> _Work required_
Carry on the criminal justice reform blog post on drug-offender pardons from the point where it stops.

> _Exercise text_
Who is the Colorado Criminal Justice Reform Coalition?

Our mission is to reverse the trend of mass incarceration in Colorado. We are a coalition of nearly 7,000 individual members and over 100 faith and community organizations who have united to stop perpetual prison expansion in Colorado through policy and sentence reform.

Our chief areas of interest include drug policy reform, women in prison, racial injustice, the impact of incarceration on children and families, the problems associated with re-entry and stopping the practice of using private prisons in our state.

If you would like to be involved please go to our website and become a member.


Saturday, July 14, 2007

We Want Pardons!! Stop the Drug War

This petition was sent to me by an alert reader and it was also picked up by Doug Berman at Sentencing Law and Policy. This is directly from Stop the Drug War's website.

(Please click here to send a copy of this petition in your own name to President Bush, Vice-President Cheney, and your US Representative and Senators if you live in the US.)


Don't just pardon Scooter Libby and
Thanksgiving turkeys, President Bush!

We, the undersigned, ask you to save your legacy by releasing thousands of nonviolent drug offenders from federal prison before you leave office. Short of taking such a measure, you will be doomed to go down in history as a hypocrite.

Unlike President Clinton, you cannot point to a record of mercy toward people caught in the criminal justice system. While the overall Clinton record in criminal justice was not lenient, he did commute the sentences of 63 people, most of them neither wealthy nor powerful, including 29 nonviolent drug offenders.

You, by contrast, commuted only three prisoners' sentences prior to helping Scooter Libby, one every two years. You have pardoned four times as many Thanksgiving turkeys as people you've released from prison.

Even worse, in 2003 your attorney general, John Ashcroft, issued guidelines requiring federal prosecutors to always seek the maximum possible amount of prison time for defendants, with only limited exceptions permitted.

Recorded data
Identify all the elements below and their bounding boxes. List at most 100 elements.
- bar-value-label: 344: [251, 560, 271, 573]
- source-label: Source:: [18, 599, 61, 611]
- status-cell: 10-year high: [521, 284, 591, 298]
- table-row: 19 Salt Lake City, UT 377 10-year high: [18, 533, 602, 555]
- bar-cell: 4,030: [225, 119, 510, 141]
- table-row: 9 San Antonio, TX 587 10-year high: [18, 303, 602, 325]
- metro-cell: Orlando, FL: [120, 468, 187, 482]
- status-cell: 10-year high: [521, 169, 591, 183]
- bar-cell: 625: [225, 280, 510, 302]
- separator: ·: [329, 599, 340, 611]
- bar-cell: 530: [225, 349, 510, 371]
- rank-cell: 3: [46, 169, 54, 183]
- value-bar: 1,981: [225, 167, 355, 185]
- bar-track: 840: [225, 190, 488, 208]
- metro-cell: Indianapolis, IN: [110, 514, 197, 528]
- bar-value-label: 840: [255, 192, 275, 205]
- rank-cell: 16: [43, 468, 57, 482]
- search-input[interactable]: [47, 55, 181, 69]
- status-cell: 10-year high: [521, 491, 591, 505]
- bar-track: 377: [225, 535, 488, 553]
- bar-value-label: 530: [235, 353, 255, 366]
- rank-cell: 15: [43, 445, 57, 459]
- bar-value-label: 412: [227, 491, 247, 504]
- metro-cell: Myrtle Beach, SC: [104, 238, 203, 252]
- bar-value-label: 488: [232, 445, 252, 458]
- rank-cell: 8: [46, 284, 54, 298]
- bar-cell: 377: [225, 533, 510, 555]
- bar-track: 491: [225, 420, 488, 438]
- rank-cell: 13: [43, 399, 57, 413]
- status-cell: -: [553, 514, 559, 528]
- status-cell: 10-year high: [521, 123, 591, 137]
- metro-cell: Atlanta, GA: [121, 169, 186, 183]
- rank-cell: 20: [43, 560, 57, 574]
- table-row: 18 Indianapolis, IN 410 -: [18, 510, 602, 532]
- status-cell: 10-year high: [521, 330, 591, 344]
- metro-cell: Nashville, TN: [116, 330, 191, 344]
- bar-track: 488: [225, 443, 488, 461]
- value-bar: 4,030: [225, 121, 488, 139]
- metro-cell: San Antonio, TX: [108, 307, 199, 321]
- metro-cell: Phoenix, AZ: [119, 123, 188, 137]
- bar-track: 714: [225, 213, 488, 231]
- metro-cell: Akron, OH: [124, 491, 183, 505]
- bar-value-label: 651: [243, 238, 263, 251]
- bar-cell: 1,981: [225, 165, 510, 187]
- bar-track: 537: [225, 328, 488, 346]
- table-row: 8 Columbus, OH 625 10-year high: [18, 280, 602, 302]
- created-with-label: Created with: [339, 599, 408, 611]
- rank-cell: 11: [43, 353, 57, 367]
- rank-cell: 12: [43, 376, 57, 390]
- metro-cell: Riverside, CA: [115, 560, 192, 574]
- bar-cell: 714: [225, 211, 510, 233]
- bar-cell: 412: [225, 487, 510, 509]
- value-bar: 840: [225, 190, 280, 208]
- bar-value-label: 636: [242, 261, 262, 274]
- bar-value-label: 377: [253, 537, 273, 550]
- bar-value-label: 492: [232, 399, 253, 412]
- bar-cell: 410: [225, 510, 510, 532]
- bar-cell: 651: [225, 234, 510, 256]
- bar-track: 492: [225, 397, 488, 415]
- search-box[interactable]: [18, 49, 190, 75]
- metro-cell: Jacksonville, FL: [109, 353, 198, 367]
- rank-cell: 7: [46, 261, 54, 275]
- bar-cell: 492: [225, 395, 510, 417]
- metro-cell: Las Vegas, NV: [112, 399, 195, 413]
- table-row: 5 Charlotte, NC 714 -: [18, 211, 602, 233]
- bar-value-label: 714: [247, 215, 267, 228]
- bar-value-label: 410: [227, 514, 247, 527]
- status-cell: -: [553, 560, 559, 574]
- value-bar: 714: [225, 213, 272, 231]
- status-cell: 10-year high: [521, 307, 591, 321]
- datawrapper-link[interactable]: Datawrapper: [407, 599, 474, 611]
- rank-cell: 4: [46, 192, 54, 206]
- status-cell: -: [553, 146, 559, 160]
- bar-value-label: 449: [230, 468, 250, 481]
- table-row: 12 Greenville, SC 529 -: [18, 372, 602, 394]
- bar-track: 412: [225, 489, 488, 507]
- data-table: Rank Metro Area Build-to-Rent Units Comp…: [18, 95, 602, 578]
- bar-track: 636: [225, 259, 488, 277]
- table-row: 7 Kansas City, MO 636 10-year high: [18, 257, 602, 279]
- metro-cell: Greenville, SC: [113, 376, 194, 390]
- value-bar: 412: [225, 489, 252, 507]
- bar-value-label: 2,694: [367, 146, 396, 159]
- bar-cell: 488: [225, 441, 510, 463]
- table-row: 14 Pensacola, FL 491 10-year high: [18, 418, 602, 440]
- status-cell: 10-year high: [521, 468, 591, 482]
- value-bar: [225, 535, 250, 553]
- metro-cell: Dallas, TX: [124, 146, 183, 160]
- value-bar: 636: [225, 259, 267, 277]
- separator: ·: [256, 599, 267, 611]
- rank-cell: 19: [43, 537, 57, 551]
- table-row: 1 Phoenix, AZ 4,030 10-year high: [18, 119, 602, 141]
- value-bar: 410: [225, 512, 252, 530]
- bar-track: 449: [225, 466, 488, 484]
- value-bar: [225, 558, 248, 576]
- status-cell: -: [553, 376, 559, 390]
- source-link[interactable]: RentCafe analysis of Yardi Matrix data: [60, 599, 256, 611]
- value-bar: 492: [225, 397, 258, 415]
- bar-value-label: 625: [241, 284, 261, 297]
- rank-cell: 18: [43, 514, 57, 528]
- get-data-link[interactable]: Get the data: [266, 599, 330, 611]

> _Answer space_
The measure we've called for will undoubtedly be controversial, but you will have defenders from across the political spectrum. Advocates will assist your staff in finding appropriate cases -- reopening cases you've previously rejected would give the project a good head start. Clemency petitions will undoubtedly start to pour in once you put the word out. You can answer critics by saying we need to redirect our resources toward national security instead. And it will be consistent with the sympathy you've expressed in the past, based on your personal experiences, for people who have struggled with substance abuse.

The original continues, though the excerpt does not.